Which lines hold the string "Reports"? Copy every one of them.

[Dataset items]
___

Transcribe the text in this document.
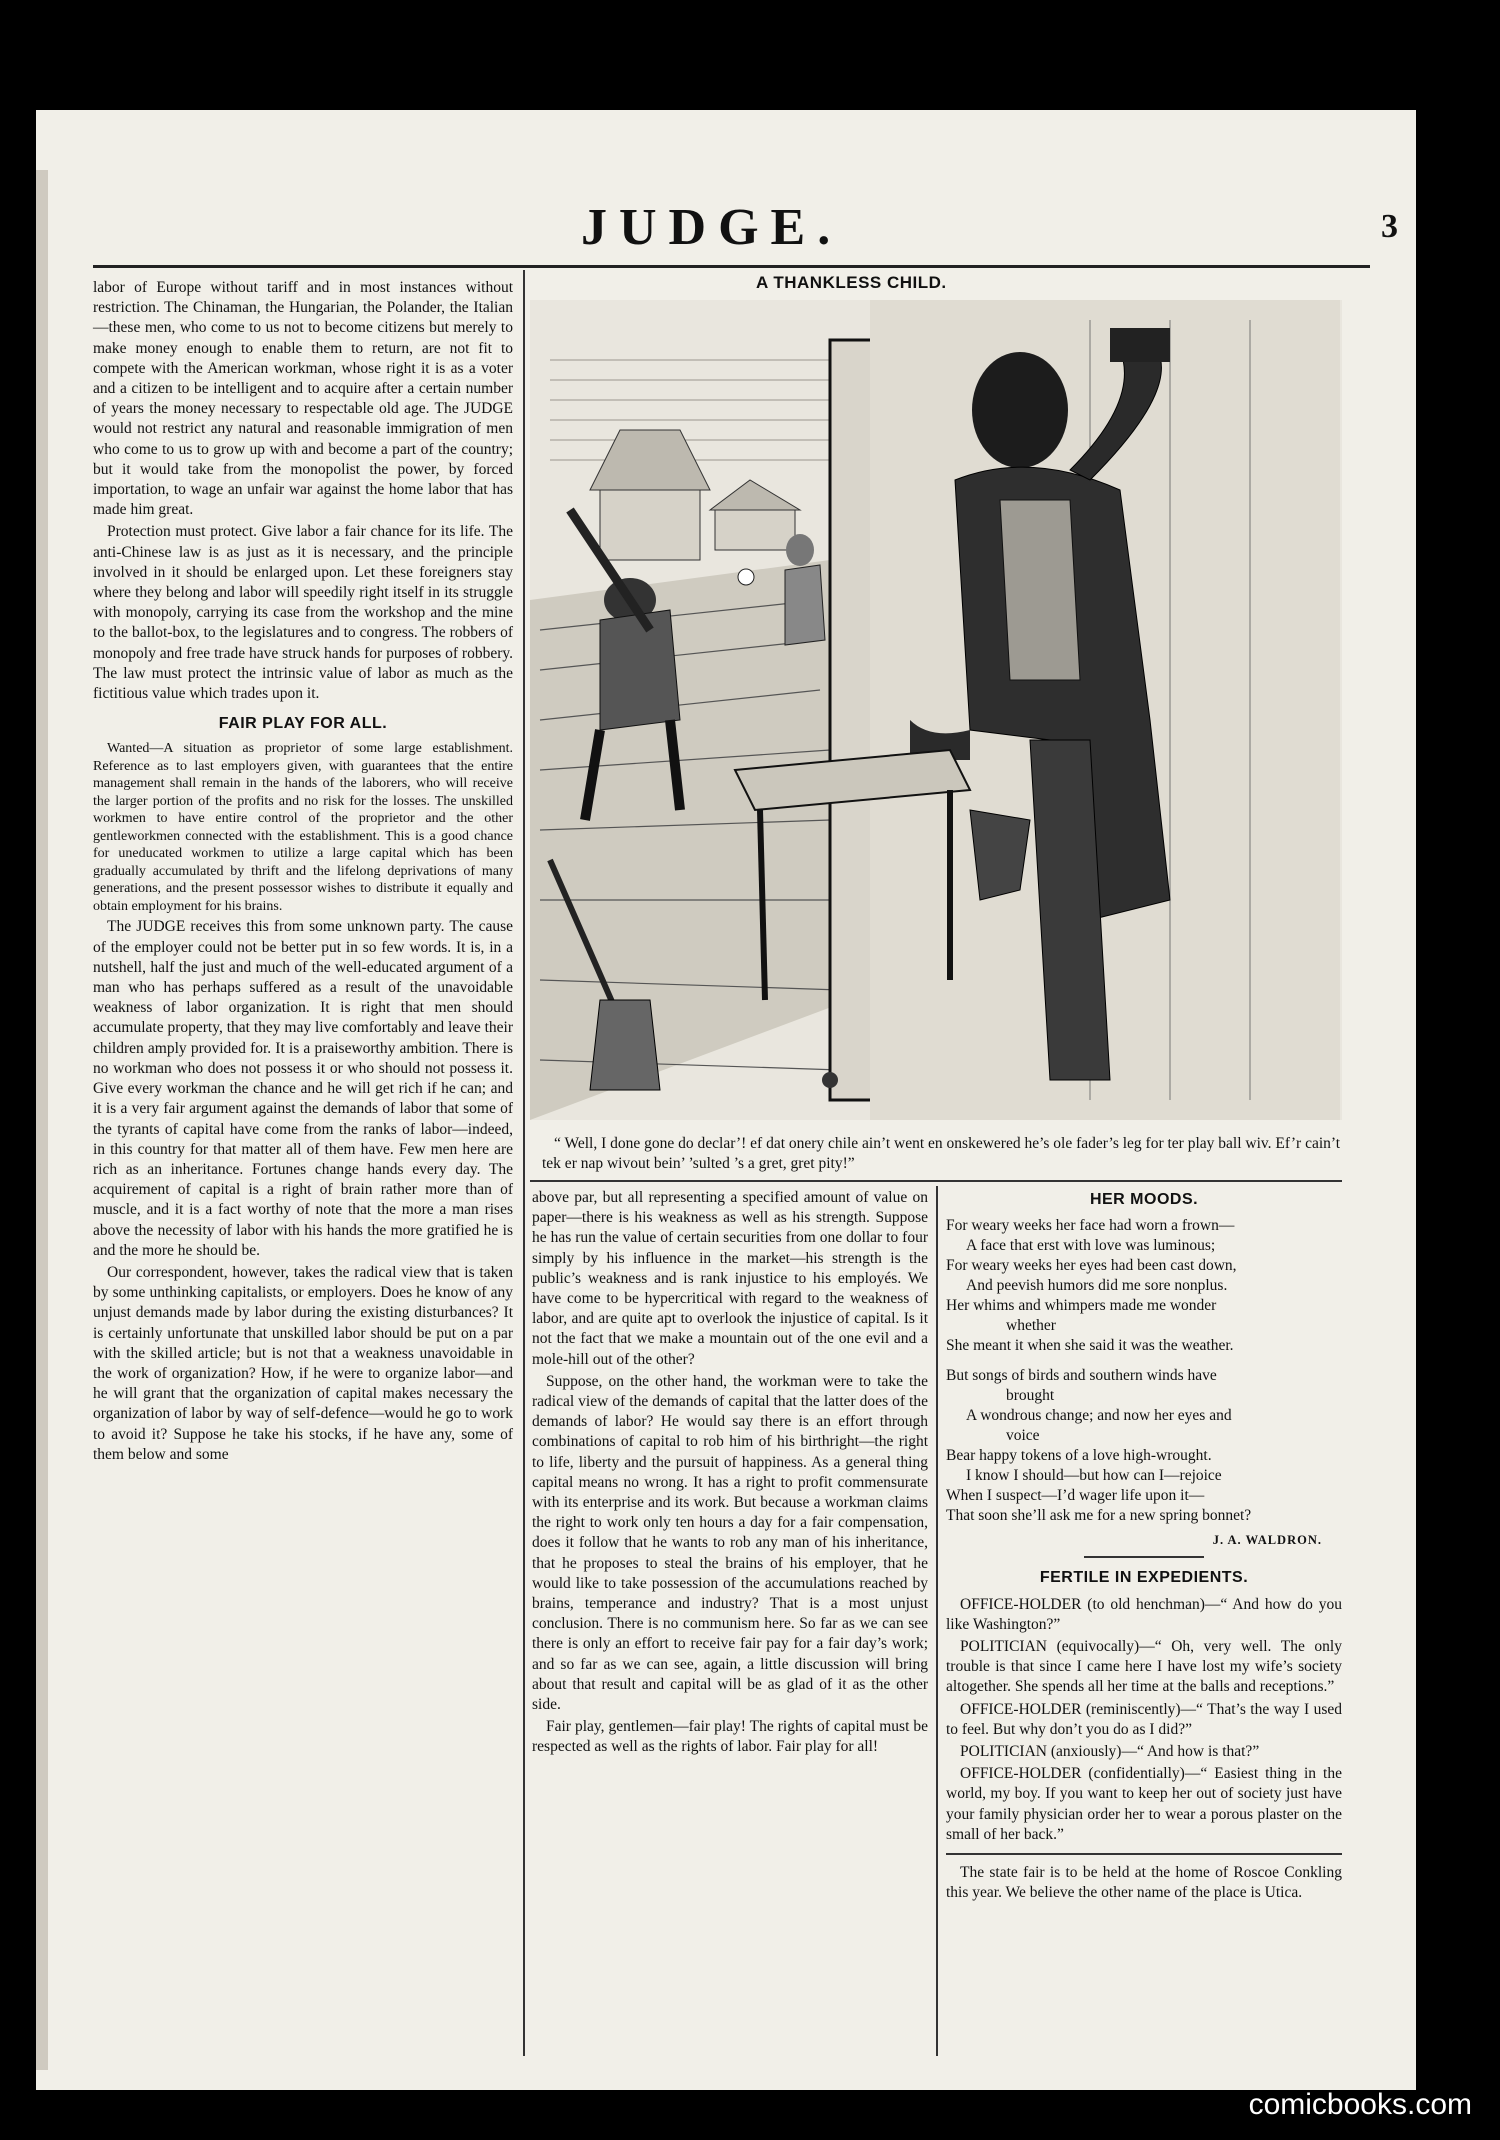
JUDGE.	3

labor of Europe without tariff and in most instances without restriction. The Chinaman, the Hungarian, the Polander, the Italian—these men, who come to us not to become citizens but merely to make money enough to enable them to return, are not fit to compete with the American workman, whose right it is as a voter and a citizen to be intelligent and to acquire after a certain number of years the money necessary to respectable old age. The JUDGE would not restrict any natural and reasonable immigration of men who come to us to grow up with and become a part of the country; but it would take from the monopolist the power, by forced importation, to wage an unfair war against the home labor that has made him great.

Protection must protect. Give labor a fair chance for its life. The anti-Chinese law is as just as it is necessary, and the principle involved in it should be enlarged upon. Let these foreigners stay where they belong and labor will speedily right itself in its struggle with monopoly, carrying its case from the workshop and the mine to the ballot-box, to the legislatures and to congress. The robbers of monopoly and free trade have struck hands for purposes of robbery. The law must protect the intrinsic value of labor as much as the fictitious value which trades upon it.

FAIR PLAY FOR ALL.

Wanted—A situation as proprietor of some large establishment. Reference as to last employers given, with guarantees that the entire management shall remain in the hands of the laborers, who will receive the larger portion of the profits and no risk for the losses. The unskilled workmen to have entire control of the proprietor and the other gentleworkmen connected with the establishment. This is a good chance for uneducated workmen to utilize a large capital which has been gradually accumulated by thrift and the lifelong deprivations of many generations, and the present possessor wishes to distribute it equally and obtain employment for his brains.

The JUDGE receives this from some unknown party. The cause of the employer could not be better put in so few words. It is, in a nutshell, half the just and much of the well-educated argument of a man who has perhaps suffered as a result of the unavoidable weakness of labor organization. It is right that men should accumulate property, that they may live comfortably and leave their children amply provided for. It is a praiseworthy ambition. There is no workman who does not possess it or who should not possess it. Give every workman the chance and he will get rich if he can; and it is a very fair argument against the demands of labor that some of the tyrants of capital have come from the ranks of labor—indeed, in this country for that matter all of them have. Few men here are rich as an inheritance. Fortunes change hands every day. The acquirement of capital is a right of brain rather more than of muscle, and it is a fact worthy of note that the more a man rises above the necessity of labor with his hands the more gratified he is and the more he should be.

Our correspondent, however, takes the radical view that is taken by some unthinking capitalists, or employers. Does he know of any unjust demands made by labor during the existing disturbances? It is certainly unfortunate that unskilled labor should be put on a par with the skilled article; but is not that a weakness unavoidable in the work of organization? How, if he were to organize labor—and he will grant that the organization of capital makes necessary the organization of labor by way of self-defence—would he go to work to avoid it? Suppose he take his stocks, if he have any, some of them below and some

A THANKLESS CHILD.
“ Well, I done gone do declar’! ef dat onery chile ain’t went en onskewered he’s ole fader’s leg for ter play ball wiv. Ef’r cain’t tek er nap wivout bein’ ’sulted ’s a gret, gret pity!”

above par, but all representing a specified amount of value on paper—there is his weakness as well as his strength. Suppose he has run the value of certain securities from one dollar to four simply by his influence in the market—his strength is the public’s weakness and is rank injustice to his employés. We have come to be hypercritical with regard to the weakness of labor, and are quite apt to overlook the injustice of capital. Is it not the fact that we make a mountain out of the one evil and a mole-hill out of the other?

Suppose, on the other hand, the workman were to take the radical view of the demands of capital that the latter does of the demands of labor? He would say there is an effort through combinations of capital to rob him of his birthright—the right to life, liberty and the pursuit of happiness. As a general thing capital means no wrong. It has a right to profit commensurate with its enterprise and its work. But because a workman claims the right to work only ten hours a day for a fair compensation, does it follow that he wants to rob any man of his inheritance, that he proposes to steal the brains of his employer, that he would like to take possession of the accumulations reached by brains, temperance and industry? That is a most unjust conclusion. There is no communism here. So far as we can see there is only an effort to receive fair pay for a fair day’s work; and so far as we can see, again, a little discussion will bring about that result and capital will be as glad of it as the other side.

Fair play, gentlemen—fair play! The rights of capital must be respected as well as the rights of labor. Fair play for all!

HER MOODS.
For weary weeks her face had worn a frown—
A face that erst with love was luminous;
For weary weeks her eyes had been cast down,
And peevish humors did me sore nonplus.
Her whims and whimpers made me wonder
whether
She meant it when she said it was the weather.
But songs of birds and southern winds have
brought
A wondrous change; and now her eyes and
voice
Bear happy tokens of a love high-wrought.
I know I should—but how can I—rejoice
When I suspect—I’d wager life upon it—
That soon she’ll ask me for a new spring bonnet?
J. A. WALDRON.
FERTILE IN EXPEDIENTS.

OFFICE-HOLDER (to old henchman)—“ And how do you like Washington?”

POLITICIAN (equivocally)—“ Oh, very well. The only trouble is that since I came here I have lost my wife’s society altogether. She spends all her time at the balls and receptions.”

OFFICE-HOLDER (reminiscently)—“ That’s the way I used to feel. But why don’t you do as I did?”

POLITICIAN (anxiously)—“ And how is that?”

OFFICE-HOLDER (confidentially)—“ Easiest thing in the world, my boy. If you want to keep her out of society just have your family physician order her to wear a porous plaster on the small of her back.”

The state fair is to be held at the home of Roscoe Conkling this year. We believe the other name of the place is Utica.

comicbooks.com
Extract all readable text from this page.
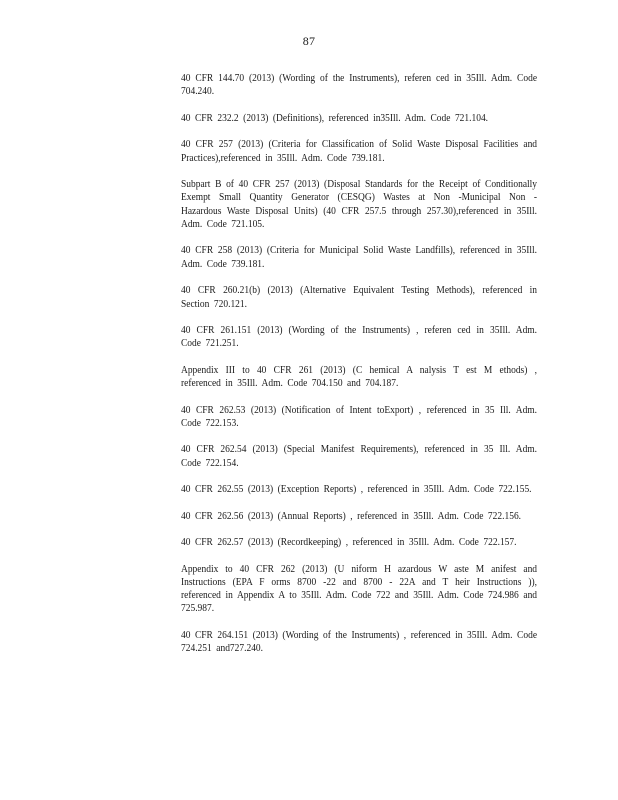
87

40 CFR 144.70 (2013) (Wording of the Instruments), referen ced in 35Ill. Adm. Code 704.240.

40 CFR 232.2 (2013) (Definitions), referenced in35Ill. Adm. Code 721.104.

40 CFR 257 (2013) (Criteria for Classification of Solid Waste Disposal Facilities and Practices),referenced in 35Ill. Adm. Code 739.181.

Subpart B of 40 CFR 257 (2013) (Disposal Standards for the Receipt of Conditionally Exempt Small Quantity Generator (CESQG) Wastes at Non -Municipal Non - Hazardous Waste Disposal Units) (40 CFR 257.5 through 257.30),referenced in 35Ill. Adm. Code 721.105.

40 CFR 258 (2013) (Criteria for Municipal Solid Waste Landfills), referenced in 35Ill. Adm. Code 739.181.

40 CFR 260.21(b) (2013) (Alternative Equivalent Testing Methods), referenced in Section 720.121.

40 CFR 261.151 (2013) (Wording of the Instruments) , referen ced in 35Ill. Adm. Code 721.251.

Appendix III to 40 CFR 261 (2013) (C hemical A nalysis T est M ethods) , referenced in 35Ill. Adm. Code 704.150 and 704.187.

40 CFR 262.53 (2013) (Notification of Intent toExport) , referenced in 35 Ill. Adm. Code 722.153.

40 CFR 262.54 (2013) (Special Manifest Requirements), referenced in 35 Ill. Adm. Code 722.154.

40 CFR 262.55 (2013) (Exception Reports) , referenced in 35Ill. Adm. Code 722.155.

40 CFR 262.56 (2013) (Annual Reports) , referenced in 35Ill. Adm. Code 722.156.

40 CFR 262.57 (2013) (Recordkeeping) , referenced in 35Ill. Adm. Code 722.157.

Appendix to 40 CFR 262 (2013) (U niform H azardous W aste M anifest and Instructions (EPA F orms 8700 -22 and 8700 - 22A and T heir Instructions )), referenced in Appendix A to 35Ill. Adm. Code 722 and 35Ill. Adm. Code 724.986 and 725.987.

40 CFR 264.151 (2013) (Wording of the Instruments) , referenced in 35Ill. Adm. Code 724.251 and727.240.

___

=== OUTPUT OF THE TASK ===
40 CFR 262.55 (2013) (Exception Reports) , referenced in 35Ill. Adm. Code 722.155.
40 CFR 262.56 (2013) (Annual Reports) , referenced in 35Ill. Adm. Code 722.156.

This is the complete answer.